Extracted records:
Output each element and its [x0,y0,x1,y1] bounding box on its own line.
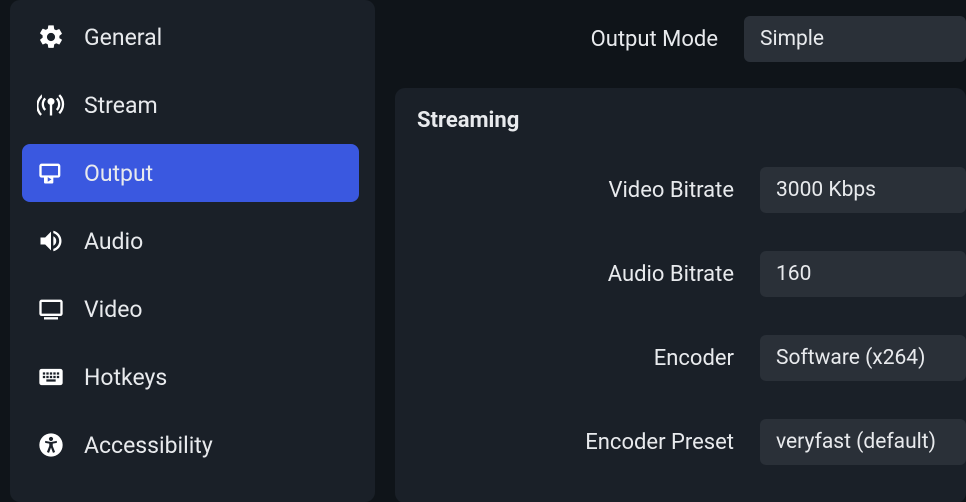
monitor-icon [36,294,66,324]
antenna-icon [36,90,66,120]
sidebar-item-label: Output [84,160,153,187]
encoder-preset-row: Encoder Preset veryfast (default) [417,419,966,465]
encoder-preset-label: Encoder Preset [417,430,760,455]
output-mode-select[interactable]: Simple [744,16,966,62]
sidebar-item-label: Accessibility [84,432,213,459]
output-mode-row: Output Mode Simple [395,0,966,88]
audio-bitrate-row: Audio Bitrate 160 [417,251,966,297]
sidebar-item-label: General [84,24,162,51]
sidebar-item-label: Audio [84,228,143,255]
main-content: Output Mode Simple Streaming Video Bitra… [375,0,966,502]
sidebar-item-stream[interactable]: Stream [22,76,359,134]
sidebar-item-label: Video [84,296,143,323]
panel-title-streaming: Streaming [417,108,966,133]
encoder-label: Encoder [417,346,760,371]
sidebar-item-video[interactable]: Video [22,280,359,338]
sidebar-item-label: Hotkeys [84,364,167,391]
video-bitrate-label: Video Bitrate [417,178,760,203]
keyboard-icon [36,362,66,392]
gear-icon [36,22,66,52]
speaker-icon [36,226,66,256]
output-mode-label: Output Mode [395,27,744,52]
encoder-row: Encoder Software (x264) [417,335,966,381]
streaming-panel: Streaming Video Bitrate 3000 Kbps Audio … [395,88,966,502]
audio-bitrate-label: Audio Bitrate [417,262,760,287]
video-bitrate-input[interactable]: 3000 Kbps [760,167,966,213]
accessibility-icon [36,430,66,460]
sidebar-item-audio[interactable]: Audio [22,212,359,270]
audio-bitrate-select[interactable]: 160 [760,251,966,297]
sidebar-item-label: Stream [84,92,158,119]
output-icon [36,158,66,188]
settings-sidebar: General Stream Output Audio Video Hotkey… [10,0,375,502]
sidebar-item-general[interactable]: General [22,8,359,66]
encoder-preset-select[interactable]: veryfast (default) [760,419,966,465]
sidebar-item-output[interactable]: Output [22,144,359,202]
encoder-select[interactable]: Software (x264) [760,335,966,381]
sidebar-item-hotkeys[interactable]: Hotkeys [22,348,359,406]
video-bitrate-row: Video Bitrate 3000 Kbps [417,167,966,213]
sidebar-item-accessibility[interactable]: Accessibility [22,416,359,474]
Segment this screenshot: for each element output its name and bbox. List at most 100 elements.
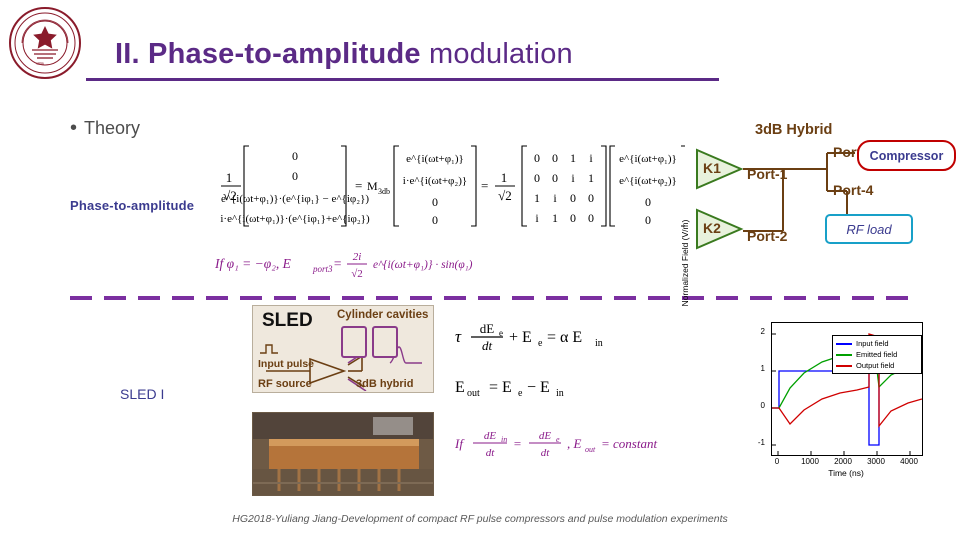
chart-xlabel: Time (ns) [828, 468, 864, 478]
legend-item-input: Input field [836, 338, 918, 349]
matrix-equation-image: 1 √2 0 0 e^{i(ωt+φ₁)}·(e^{iφ₁} − e^{iφ₂}… [215, 130, 685, 240]
cavity-1-icon [341, 326, 367, 358]
svg-text:out: out [467, 388, 480, 399]
svg-text:e: e [556, 435, 560, 444]
svg-text:0: 0 [432, 195, 438, 209]
input-pulse-label: Input pulse [258, 358, 314, 370]
page-title: II. Phase-to-amplitude modulation [115, 38, 573, 71]
port1-label: Port-1 [747, 166, 788, 182]
ytick-1: 1 [760, 364, 765, 373]
sled-title: SLED [262, 310, 313, 331]
bullet-dot-icon: • [70, 117, 78, 139]
legend-swatch-input [836, 342, 852, 345]
svg-text:, E: , E [567, 436, 582, 451]
svg-text:out: out [585, 445, 596, 454]
legend-label-emitted: Emitted field [856, 350, 898, 359]
svg-text:i: i [553, 191, 557, 205]
svg-text:in: in [556, 388, 564, 399]
svg-text:dt: dt [541, 447, 551, 459]
xtick-0: 0 [774, 457, 780, 466]
svg-text:e^{i(ωt+φ₁)} · sin(φ₁): e^{i(ωt+φ₁)} · sin(φ₁) [373, 259, 473, 271]
svg-text:1: 1 [570, 151, 576, 165]
legend-swatch-output [836, 364, 852, 367]
k1-label: K1 [703, 160, 721, 176]
legend-label-input: Input field [856, 339, 889, 348]
svg-text:If: If [455, 436, 465, 451]
page-title-normal: modulation [420, 38, 573, 70]
svg-text:0: 0 [645, 195, 651, 209]
svg-text:e^{i(ωt+φ₂)}: e^{i(ωt+φ₂)} [619, 175, 677, 187]
svg-text:+ E: + E [509, 329, 532, 346]
rf-load-box: RF load [825, 214, 913, 244]
svg-text:in: in [595, 338, 603, 349]
3db-hybrid-label: 3dB hybrid [356, 378, 414, 390]
legend-item-output: Output field [836, 360, 918, 371]
svg-text:0: 0 [570, 211, 576, 225]
svg-text:i: i [589, 151, 593, 165]
svg-text:If φ₁ = −φ₂, E: If φ₁ = −φ₂, E [215, 256, 292, 271]
svg-text:e^{i(ωt+φ₁)}·(e^{iφ₁} − e^{iφ₂: e^{i(ωt+φ₁)}·(e^{iφ₁} − e^{iφ₂}) [221, 193, 369, 205]
svg-text:0: 0 [645, 213, 651, 227]
xtick-3000: 3000 [867, 457, 885, 466]
bullet-theory: • Theory [70, 118, 140, 139]
svg-text:e: e [518, 388, 523, 399]
svg-text:= α E: = α E [547, 329, 582, 346]
xtick-1000: 1000 [801, 457, 819, 466]
svg-text:= constant: = constant [601, 436, 657, 451]
svg-text:=: = [513, 436, 522, 451]
ytick-neg1: -1 [757, 438, 765, 447]
label-phase-to-amplitude: Phase-to-amplitude [70, 198, 195, 213]
svg-text:i: i [571, 171, 575, 185]
hardware-photo [252, 412, 434, 496]
rf-source-label: RF source [258, 378, 312, 390]
svg-text:i·e^{i(ωt+φ₂)}: i·e^{i(ωt+φ₂)} [403, 175, 467, 187]
footer-text: HG2018-Yuliang Jiang-Development of comp… [232, 513, 728, 525]
label-sled: SLED I [120, 386, 165, 402]
svg-text:0: 0 [588, 191, 594, 205]
svg-text:dt: dt [486, 447, 496, 459]
svg-text:e^{i(ωt+φ₁)}: e^{i(ωt+φ₁)} [406, 153, 464, 165]
svg-text:1: 1 [534, 191, 540, 205]
sled-equations-image: τ dE e dt + E e = α E in E out = E e − E… [454, 316, 720, 481]
port4-label: Port-4 [833, 182, 874, 198]
svg-text:3db: 3db [378, 187, 390, 196]
svg-text:√2: √2 [498, 188, 512, 203]
svg-text:=: = [355, 178, 362, 193]
svg-text:0: 0 [292, 149, 298, 163]
svg-text:0: 0 [534, 171, 540, 185]
svg-text:in: in [501, 435, 507, 444]
svg-text:i: i [535, 211, 539, 225]
svg-text:=: = [481, 178, 488, 193]
svg-text:0: 0 [588, 211, 594, 225]
svg-text:0: 0 [432, 213, 438, 227]
compressor-box: Compressor [857, 140, 956, 171]
svg-text:0: 0 [570, 191, 576, 205]
svg-text:− E: − E [527, 379, 550, 396]
svg-text:1896: 1896 [36, 61, 44, 66]
legend-swatch-emitted [836, 353, 852, 356]
chart-legend: Input field Emitted field Output field [832, 335, 922, 374]
svg-text:M: M [367, 179, 378, 193]
cylinder-cavities-label: Cylinder cavities [337, 309, 429, 321]
svg-text:0: 0 [292, 169, 298, 183]
hybrid-diagram: 3dB Hybrid K1 K2 Port-1 Port-2 Port-3 Po… [685, 122, 956, 267]
chart-ylabel: Normalized Field (V/m) [680, 219, 690, 307]
svg-text:0: 0 [552, 171, 558, 185]
svg-text:= E: = E [489, 379, 512, 396]
svg-text:dE: dE [484, 430, 497, 442]
svg-text:dt: dt [482, 338, 493, 353]
bullet-theory-label: Theory [84, 118, 141, 138]
svg-text:i·e^{i(ωt+φ₁)}·(e^{iφ₁}+e^{iφ₂: i·e^{i(ωt+φ₁)}·(e^{iφ₁}+e^{iφ₂}) [220, 213, 370, 225]
svg-text:e: e [538, 338, 543, 349]
svg-text:=: = [333, 256, 342, 271]
svg-text:τ: τ [455, 327, 462, 346]
xtick-2000: 2000 [834, 457, 852, 466]
university-logo: 1896 [8, 6, 82, 80]
svg-text:port3: port3 [312, 264, 333, 274]
svg-text:0: 0 [552, 151, 558, 165]
svg-text:1: 1 [501, 170, 508, 185]
ytick-2: 2 [760, 327, 765, 336]
chart-plot-area: Input field Emitted field Output field [771, 322, 923, 456]
xtick-4000: 4000 [900, 457, 918, 466]
legend-label-output: Output field [856, 361, 895, 370]
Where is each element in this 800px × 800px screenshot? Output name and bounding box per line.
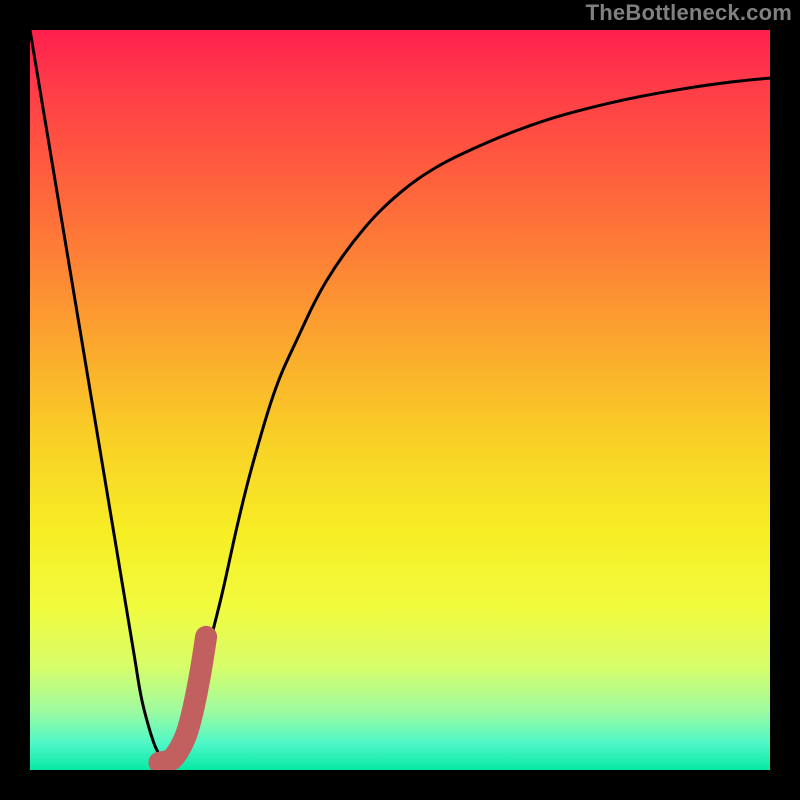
chart-frame: TheBottleneck.com: [0, 0, 800, 800]
gradient-background: [30, 30, 770, 770]
watermark-text: TheBottleneck.com: [586, 0, 792, 26]
plot-svg: [30, 30, 770, 770]
plot-area: [30, 30, 770, 770]
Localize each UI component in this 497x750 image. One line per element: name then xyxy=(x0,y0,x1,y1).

Written exercise: Retype the lines of the listing exactly, starting at the line that contains "monitor-icon [36,294,66,324]" and ending at the line that contains "panel-title-streaming: Streaming [417,108,966,133]", with both of those lines included.

Written answer:
monitor-icon [36,294,66,324]
antenna-icon [36,90,66,120]
sidebar-item-label: Output [84,160,153,187]
encoder-preset-row: Encoder Preset veryfast (default) [417,419,966,465]
encoder-preset-label: Encoder Preset [417,430,760,455]
output-mode-select[interactable]: Simple [744,16,966,62]
sidebar-item-label: Accessibility [84,432,213,459]
output-mode-row: Output Mode Simple [395,0,966,88]
audio-bitrate-row: Audio Bitrate 160 [417,251,966,297]
sidebar-item-label: General [84,24,162,51]
sidebar-item-label: Audio [84,228,143,255]
main-content: Output Mode Simple Streaming Video Bitra… [375,0,966,502]
sidebar-item-stream[interactable]: Stream [22,76,359,134]
sidebar-item-label: Video [84,296,143,323]
panel-title-streaming: Streaming [417,108,966,133]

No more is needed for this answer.